» TASK DIRECTIONS:
Copy all of the records below verbatim.

» Data records:
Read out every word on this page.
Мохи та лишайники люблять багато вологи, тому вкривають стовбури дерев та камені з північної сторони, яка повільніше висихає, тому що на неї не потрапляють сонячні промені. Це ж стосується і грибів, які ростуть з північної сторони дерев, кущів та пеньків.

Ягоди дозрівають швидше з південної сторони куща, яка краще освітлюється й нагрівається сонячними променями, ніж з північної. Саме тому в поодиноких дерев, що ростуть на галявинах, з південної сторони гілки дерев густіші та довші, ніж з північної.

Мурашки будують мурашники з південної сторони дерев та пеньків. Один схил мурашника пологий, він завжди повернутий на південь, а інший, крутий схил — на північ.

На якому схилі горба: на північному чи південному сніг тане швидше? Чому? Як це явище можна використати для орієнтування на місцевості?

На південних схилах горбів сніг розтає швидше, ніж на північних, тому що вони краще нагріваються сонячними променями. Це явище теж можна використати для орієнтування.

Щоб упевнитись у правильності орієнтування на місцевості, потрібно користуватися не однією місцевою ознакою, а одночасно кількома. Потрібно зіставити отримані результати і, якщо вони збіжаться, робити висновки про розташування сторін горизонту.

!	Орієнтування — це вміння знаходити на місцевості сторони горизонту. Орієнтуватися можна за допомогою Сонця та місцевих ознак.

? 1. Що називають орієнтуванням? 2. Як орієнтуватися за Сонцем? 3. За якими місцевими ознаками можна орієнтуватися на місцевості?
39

» THE COMPLETED TASK:
Read out every word on this page.
Мохи та лишайники люблять багато вологи, тому вкривають стовбури дерев та камені з північної сторони, яка повільніше висихає, тому що на неї не потрапляють сонячні промені. Це ж стосується і грибів, які ростуть з північної сторони дерев, кущів та пеньків.

Ягоди дозрівають швидше з південної сторони куща, яка краще освітлюється й нагрівається сонячними променями, ніж з північної. Саме тому в поодиноких дерев, що ростуть на галявинах, з південної сторони гілки дерев густіші та довші, ніж з північної.

Мурашки будують мурашники з південної сторони дерев та пеньків. Один схил мурашника пологий, він завжди повернутий на південь, а інший, крутий схил — на північ.

На якому схилі горба: на північному чи південному сніг тане швидше? Чому? Як це явище можна використати для орієнтування на місцевості?

На південних схилах горбів сніг розтає швидше, ніж на північних, тому що вони краще нагріваються сонячними променями. Це явище теж можна використати для орієнтування.

Щоб упевнитись у правильності орієнтування на місцевості, потрібно користуватися не однією місцевою ознакою, а одночасно кількома. Потрібно зіставити отримані результати і, якщо вони збіжаться, робити висновки про розташування сторін горизонту.

!	Орієнтування — це вміння знаходити на місцевості сторони горизонту. Орієнтуватися можна за допомогою Сонця та місцевих ознак.

? 1. Що називають орієнтуванням? 2. Як орієнтуватися за Сонцем? 3. За якими місцевими ознаками можна орієнтуватися на місцевості?
39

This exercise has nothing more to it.